## [Set task]
Print every line of the records below word for word, leaving nothing out.

** START **

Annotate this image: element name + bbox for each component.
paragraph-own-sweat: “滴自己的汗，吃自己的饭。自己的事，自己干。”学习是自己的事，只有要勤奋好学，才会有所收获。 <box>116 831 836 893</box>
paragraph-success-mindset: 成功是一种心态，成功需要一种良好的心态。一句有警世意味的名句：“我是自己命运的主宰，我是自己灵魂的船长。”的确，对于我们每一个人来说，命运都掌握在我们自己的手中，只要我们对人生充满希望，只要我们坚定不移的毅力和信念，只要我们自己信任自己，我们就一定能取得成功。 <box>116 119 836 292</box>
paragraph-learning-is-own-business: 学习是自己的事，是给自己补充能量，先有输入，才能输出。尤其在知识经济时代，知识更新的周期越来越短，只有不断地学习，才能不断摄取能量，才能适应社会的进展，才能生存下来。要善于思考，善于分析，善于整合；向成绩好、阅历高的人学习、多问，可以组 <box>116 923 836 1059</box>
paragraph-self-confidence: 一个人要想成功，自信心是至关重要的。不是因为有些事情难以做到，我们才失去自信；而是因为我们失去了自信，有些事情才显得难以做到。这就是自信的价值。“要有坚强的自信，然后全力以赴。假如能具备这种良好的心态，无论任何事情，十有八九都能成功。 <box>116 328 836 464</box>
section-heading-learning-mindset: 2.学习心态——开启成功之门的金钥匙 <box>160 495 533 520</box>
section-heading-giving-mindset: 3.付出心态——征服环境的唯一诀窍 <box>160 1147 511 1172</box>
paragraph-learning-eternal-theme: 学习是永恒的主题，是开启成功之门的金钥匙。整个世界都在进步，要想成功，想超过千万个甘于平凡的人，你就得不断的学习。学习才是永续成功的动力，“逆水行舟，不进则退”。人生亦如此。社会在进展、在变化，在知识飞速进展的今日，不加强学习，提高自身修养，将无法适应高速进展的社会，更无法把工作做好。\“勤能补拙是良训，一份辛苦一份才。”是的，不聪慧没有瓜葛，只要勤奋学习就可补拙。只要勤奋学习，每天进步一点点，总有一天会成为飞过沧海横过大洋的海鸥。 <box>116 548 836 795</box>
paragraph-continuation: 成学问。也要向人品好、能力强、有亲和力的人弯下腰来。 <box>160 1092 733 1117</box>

** END **

## [Expected answer]
Annotate this image: element name + bbox for each component.
paragraph-own-sweat: “滴自己的汗，吃自己的饭。自己的事，自己干。”学习是自己的事，只有要勤奋好学，才会有所收获。 <box>116 831 836 893</box>
paragraph-success-mindset: 成功是一种心态，成功需要一种良好的心态。一句有警世意味的名句：“我是自己命运的主宰，我是自己灵魂的船长。”的确，对于我们每一个人来说，命运都掌握在我们自己的手中，只要我们对人生充满希望，只要我们坚定不移的毅力和信念，只要我们自己信任自己，我们就一定能取得成功。 <box>116 119 836 292</box>
paragraph-learning-is-own-business: 学习是自己的事，是给自己补充能量，先有输入，才能输出。尤其在知识经济时代，知识更新的周期越来越短，只有不断地学习，才能不断摄取能量，才能适应社会的进展，才能生存下来。要善于思考，善于分析，善于整合；向成绩好、阅历高的人学习、多问，可以组 <box>116 923 836 1059</box>
paragraph-self-confidence: 一个人要想成功，自信心是至关重要的。不是因为有些事情难以做到，我们才失去自信；而是因为我们失去了自信，有些事情才显得难以做到。这就是自信的价值。“要有坚强的自信，然后全力以赴。假如能具备这种良好的心态，无论任何事情，十有八九都能成功。 <box>116 328 836 464</box>
section-heading-learning-mindset: 2.学习心态——开启成功之门的金钥匙 <box>160 495 533 520</box>
section-heading-giving-mindset: 3.付出心态——征服环境的唯一诀窍 <box>160 1147 511 1172</box>
paragraph-learning-eternal-theme: 学习是永恒的主题，是开启成功之门的金钥匙。整个世界都在进步，要想成功，想超过千万个甘于平凡的人，你就得不断的学习。学习才是永续成功的动力，“逆水行舟，不进则退”。人生亦如此。社会在进展、在变化，在知识飞速进展的今日，不加强学习，提高自身修养，将无法适应高速进展的社会，更无法把工作做好。\“勤能补拙是良训，一份辛苦一份才。”是的，不聪慧没有瓜葛，只要勤奋学习就可补拙。只要勤奋学习，每天进步一点点，总有一天会成为飞过沧海横过大洋的海鸥。 <box>116 548 836 795</box>
paragraph-continuation: 成学问。也要向人品好、能力强、有亲和力的人弯下腰来。 <box>160 1092 733 1117</box>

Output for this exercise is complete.